**Description of the task**
Render everything from the line containing "Circle shape xyxy=(1330,28,1341,38)" down to the line containing "Bar xyxy=(112,386,117,392)", both included, as a JSON list of strings with one string per line and blank lines omitted.

━━ Extracted material

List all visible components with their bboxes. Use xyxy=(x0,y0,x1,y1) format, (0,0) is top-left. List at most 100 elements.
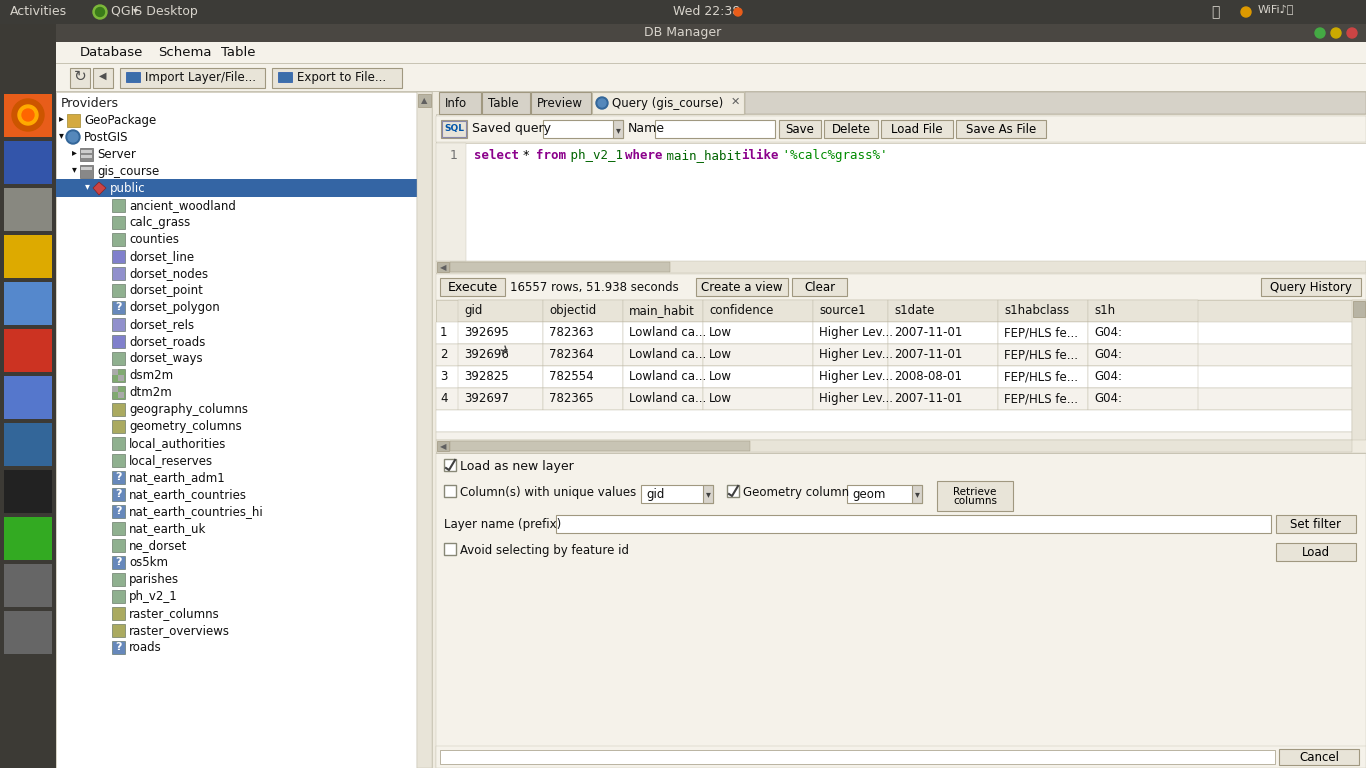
Circle shape xyxy=(1330,28,1341,38)
Text: DB Manager: DB Manager xyxy=(645,26,721,39)
Bar xyxy=(744,92,1366,114)
Text: dorset_line: dorset_line xyxy=(128,250,194,263)
Bar xyxy=(417,92,432,768)
Text: Cancel: Cancel xyxy=(1299,751,1339,764)
Bar xyxy=(999,300,1087,322)
Text: ▾: ▾ xyxy=(133,5,138,15)
Text: 4: 4 xyxy=(440,392,448,405)
Bar xyxy=(418,94,432,107)
Text: ?: ? xyxy=(115,302,122,312)
Bar xyxy=(279,72,292,82)
Text: dorset_roads: dorset_roads xyxy=(128,335,205,348)
Bar xyxy=(544,322,623,344)
Bar xyxy=(458,366,544,388)
Text: ▾: ▾ xyxy=(706,489,710,499)
Text: source1: source1 xyxy=(820,304,866,317)
Text: Import Layer/File...: Import Layer/File... xyxy=(145,71,255,84)
Bar xyxy=(436,366,1352,388)
Bar xyxy=(458,300,544,322)
Text: 🕊: 🕊 xyxy=(1212,5,1220,19)
Text: Lowland ca...: Lowland ca... xyxy=(628,392,706,405)
Circle shape xyxy=(12,99,44,131)
Bar xyxy=(436,410,1352,432)
Text: Low: Low xyxy=(709,392,732,405)
Bar xyxy=(438,92,481,114)
Bar xyxy=(544,388,623,410)
Bar xyxy=(697,278,788,296)
Circle shape xyxy=(93,5,107,19)
Bar xyxy=(544,366,623,388)
Text: Server: Server xyxy=(97,148,135,161)
Text: Schema: Schema xyxy=(158,46,212,59)
Bar xyxy=(1087,366,1198,388)
Bar xyxy=(591,92,744,114)
Text: ?: ? xyxy=(115,489,122,499)
Text: main_habit: main_habit xyxy=(658,149,749,162)
Bar xyxy=(824,120,878,138)
Text: Create a view: Create a view xyxy=(701,281,783,294)
Bar xyxy=(126,72,139,82)
Bar xyxy=(813,300,888,322)
Bar xyxy=(703,344,813,366)
Text: Preview: Preview xyxy=(537,97,583,110)
Bar xyxy=(881,120,953,138)
Bar xyxy=(112,624,126,637)
Text: G04:: G04: xyxy=(1094,326,1121,339)
Text: ?: ? xyxy=(115,557,122,567)
Bar xyxy=(436,143,1366,261)
Text: ▲: ▲ xyxy=(421,96,428,105)
Circle shape xyxy=(1347,28,1356,38)
Text: s1date: s1date xyxy=(893,304,934,317)
Bar xyxy=(623,366,703,388)
Text: 392696: 392696 xyxy=(464,348,510,361)
Bar xyxy=(436,116,1366,142)
Bar xyxy=(888,388,999,410)
Bar xyxy=(544,344,623,366)
Bar xyxy=(81,167,92,170)
Text: roads: roads xyxy=(128,641,161,654)
Bar xyxy=(444,543,456,555)
Bar xyxy=(56,63,1366,64)
Bar xyxy=(956,120,1046,138)
Text: ph_v2_1: ph_v2_1 xyxy=(563,149,631,162)
Circle shape xyxy=(1240,7,1251,17)
Text: gid: gid xyxy=(464,304,482,317)
Text: 392825: 392825 xyxy=(464,370,508,383)
Bar xyxy=(112,386,117,392)
Text: os5km: os5km xyxy=(128,556,168,569)
Bar xyxy=(888,322,999,344)
Text: dorset_rels: dorset_rels xyxy=(128,318,194,331)
Bar xyxy=(703,388,813,410)
Bar xyxy=(4,423,52,466)
Text: *: * xyxy=(515,149,538,162)
Text: Table: Table xyxy=(488,97,519,110)
Text: Higher Lev...: Higher Lev... xyxy=(820,370,893,383)
Bar xyxy=(436,453,1366,768)
Bar xyxy=(272,68,402,88)
Bar xyxy=(1352,301,1365,317)
Bar xyxy=(623,344,703,366)
Bar xyxy=(56,24,1366,42)
Bar xyxy=(888,344,999,366)
Bar xyxy=(437,441,449,451)
Bar xyxy=(0,0,1366,24)
Text: Layer name (prefix): Layer name (prefix) xyxy=(444,518,561,531)
Bar xyxy=(436,114,1366,768)
Bar xyxy=(544,300,623,322)
Text: dorset_polygon: dorset_polygon xyxy=(128,301,220,314)
Bar xyxy=(112,437,126,450)
Text: FEP/HLS fe...: FEP/HLS fe... xyxy=(1004,370,1078,383)
Bar xyxy=(67,114,81,127)
Text: Avoid selecting by feature id: Avoid selecting by feature id xyxy=(460,544,628,557)
Bar xyxy=(999,344,1087,366)
Text: ▾: ▾ xyxy=(85,181,90,191)
Bar xyxy=(81,150,92,153)
Text: Higher Lev...: Higher Lev... xyxy=(820,392,893,405)
Text: 782365: 782365 xyxy=(549,392,594,405)
Text: 782364: 782364 xyxy=(549,348,594,361)
Bar xyxy=(847,485,922,503)
Bar xyxy=(813,388,888,410)
Bar xyxy=(556,515,1270,533)
Text: 1: 1 xyxy=(440,326,448,339)
Text: Column(s) with unique values: Column(s) with unique values xyxy=(460,486,637,499)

━━━━

**Exercise result**
[
  "Circle shape xyxy=(1330,28,1341,38)",
  "Text: DB Manager: DB Manager xyxy=(645,26,721,39)",
  "Bar xyxy=(744,92,1366,114)",
  "Text: dorset_line: dorset_line xyxy=(128,250,194,263)",
  "Bar xyxy=(417,92,432,768)",
  "Text: Cancel: Cancel xyxy=(1299,751,1339,764)",
  "Bar xyxy=(999,300,1087,322)",
  "Text: ▾: ▾ xyxy=(133,5,138,15)",
  "Text: 4: 4 xyxy=(440,392,448,405)",
  "Bar xyxy=(418,94,432,107)",
  "Text: ?: ? xyxy=(115,302,122,312)",
  "Bar xyxy=(279,72,292,82)",
  "Text: dorset_roads: dorset_roads xyxy=(128,335,205,348)",
  "Bar xyxy=(544,322,623,344)",
  "Bar xyxy=(458,366,544,388)",
  "Text: ▾: ▾ xyxy=(706,489,710,499)",
  "Text: source1: source1 xyxy=(820,304,866,317)",
  "Text: Import Layer/File...: Import Layer/File... xyxy=(145,71,255,84)",
  "Bar xyxy=(436,366,1352,388)",
  "Bar xyxy=(458,300,544,322)",
  "Text: 🕊: 🕊 xyxy=(1212,5,1220,19)",
  "Text: Lowland ca...: Lowland ca... xyxy=(628,392,706,405)",
  "Circle shape xyxy=(12,99,44,131)",
  "Bar xyxy=(436,410,1352,432)",
  "Text: Low: Low xyxy=(709,392,732,405)",
  "Bar xyxy=(438,92,481,114)",
  "Bar xyxy=(544,388,623,410)",
  "Bar xyxy=(697,278,788,296)",
  "Circle shape xyxy=(93,5,107,19)",
  "Bar xyxy=(544,366,623,388)",
  "Text: Server: Server xyxy=(97,148,135,161)",
  "Text: Schema: Schema xyxy=(158,46,212,59)",
  "Bar xyxy=(1087,366,1198,388)",
  "Bar xyxy=(591,92,744,114)",
  "Text: ?: ? xyxy=(115,489,122,499)",
  "Text: main_habit: main_habit xyxy=(658,149,749,162)",
  "Bar xyxy=(824,120,878,138)",
  "Text: Create a view: Create a view xyxy=(701,281,783,294)",
  "Bar xyxy=(126,72,139,82)",
  "Bar xyxy=(813,300,888,322)",
  "Bar xyxy=(703,344,813,366)",
  "Text: Preview: Preview xyxy=(537,97,583,110)",
  "Bar xyxy=(881,120,953,138)",
  "Bar xyxy=(112,624,126,637)",
  "Text: G04:: G04: xyxy=(1094,326,1121,339)",
  "Text: ?: ? xyxy=(115,557,122,567)",
  "Bar xyxy=(436,143,1366,261)",
  "Text: ▲: ▲ xyxy=(421,96,428,105)",
  "Circle shape xyxy=(1347,28,1356,38)",
  "Text: s1date: s1date xyxy=(893,304,934,317)",
  "Bar xyxy=(623,366,703,388)",
  "Text: 392696: 392696 xyxy=(464,348,510,361)",
  "Bar xyxy=(436,116,1366,142)",
  "Bar xyxy=(888,388,999,410)",
  "Bar xyxy=(544,344,623,366)",
  "Bar xyxy=(81,167,92,170)",
  "Text: roads: roads xyxy=(128,641,161,654)",
  "Bar xyxy=(444,543,456,555)",
  "Bar xyxy=(56,63,1366,64)",
  "Bar xyxy=(956,120,1046,138)",
  "Text: ph_v2_1: ph_v2_1 xyxy=(563,149,631,162)",
  "Circle shape xyxy=(1240,7,1251,17)",
  "Text: gid: gid xyxy=(464,304,482,317)",
  "Text: 392825: 392825 xyxy=(464,370,508,383)",
  "Bar xyxy=(112,386,117,392)"
]